*Dataset rows about figures*.

....................

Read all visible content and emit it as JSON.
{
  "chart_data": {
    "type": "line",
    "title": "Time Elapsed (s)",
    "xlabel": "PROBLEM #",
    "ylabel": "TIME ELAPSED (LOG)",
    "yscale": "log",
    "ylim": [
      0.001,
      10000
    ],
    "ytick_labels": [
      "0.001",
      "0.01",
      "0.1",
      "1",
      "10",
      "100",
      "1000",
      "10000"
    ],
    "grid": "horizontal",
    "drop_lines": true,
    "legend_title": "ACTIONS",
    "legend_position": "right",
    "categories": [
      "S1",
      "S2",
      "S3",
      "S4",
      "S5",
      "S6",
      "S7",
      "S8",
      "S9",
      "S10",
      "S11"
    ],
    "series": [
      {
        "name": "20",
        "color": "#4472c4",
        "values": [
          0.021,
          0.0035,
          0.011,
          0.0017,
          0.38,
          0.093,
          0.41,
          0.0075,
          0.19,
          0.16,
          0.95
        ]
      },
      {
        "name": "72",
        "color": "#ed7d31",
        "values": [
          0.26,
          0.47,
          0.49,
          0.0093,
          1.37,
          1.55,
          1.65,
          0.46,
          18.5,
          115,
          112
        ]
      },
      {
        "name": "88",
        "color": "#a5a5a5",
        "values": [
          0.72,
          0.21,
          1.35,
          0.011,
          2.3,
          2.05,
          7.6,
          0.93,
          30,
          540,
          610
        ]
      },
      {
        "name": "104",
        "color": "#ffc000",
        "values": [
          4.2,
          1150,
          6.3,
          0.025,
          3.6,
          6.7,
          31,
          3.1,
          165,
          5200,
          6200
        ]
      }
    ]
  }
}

....................

Repeat every entry exactly as written above.

*Result below*.
Read all visible content and emit it as JSON.
{
  "chart_data": {
    "type": "line",
    "title": "Time Elapsed (s)",
    "xlabel": "PROBLEM #",
    "ylabel": "TIME ELAPSED (LOG)",
    "yscale": "log",
    "ylim": [
      0.001,
      10000
    ],
    "ytick_labels": [
      "0.001",
      "0.01",
      "0.1",
      "1",
      "10",
      "100",
      "1000",
      "10000"
    ],
    "grid": "horizontal",
    "drop_lines": true,
    "legend_title": "ACTIONS",
    "legend_position": "right",
    "categories": [
      "S1",
      "S2",
      "S3",
      "S4",
      "S5",
      "S6",
      "S7",
      "S8",
      "S9",
      "S10",
      "S11"
    ],
    "series": [
      {
        "name": "20",
        "color": "#4472c4",
        "values": [
          0.021,
          0.0035,
          0.011,
          0.0017,
          0.38,
          0.093,
          0.41,
          0.0075,
          0.19,
          0.16,
          0.95
        ]
      },
      {
        "name": "72",
        "color": "#ed7d31",
        "values": [
          0.26,
          0.47,
          0.49,
          0.0093,
          1.37,
          1.55,
          1.65,
          0.46,
          18.5,
          115,
          112
        ]
      },
      {
        "name": "88",
        "color": "#a5a5a5",
        "values": [
          0.72,
          0.21,
          1.35,
          0.011,
          2.3,
          2.05,
          7.6,
          0.93,
          30,
          540,
          610
        ]
      },
      {
        "name": "104",
        "color": "#ffc000",
        "values": [
          4.2,
          1150,
          6.3,
          0.025,
          3.6,
          6.7,
          31,
          3.1,
          165,
          5200,
          6200
        ]
      }
    ]
  }
}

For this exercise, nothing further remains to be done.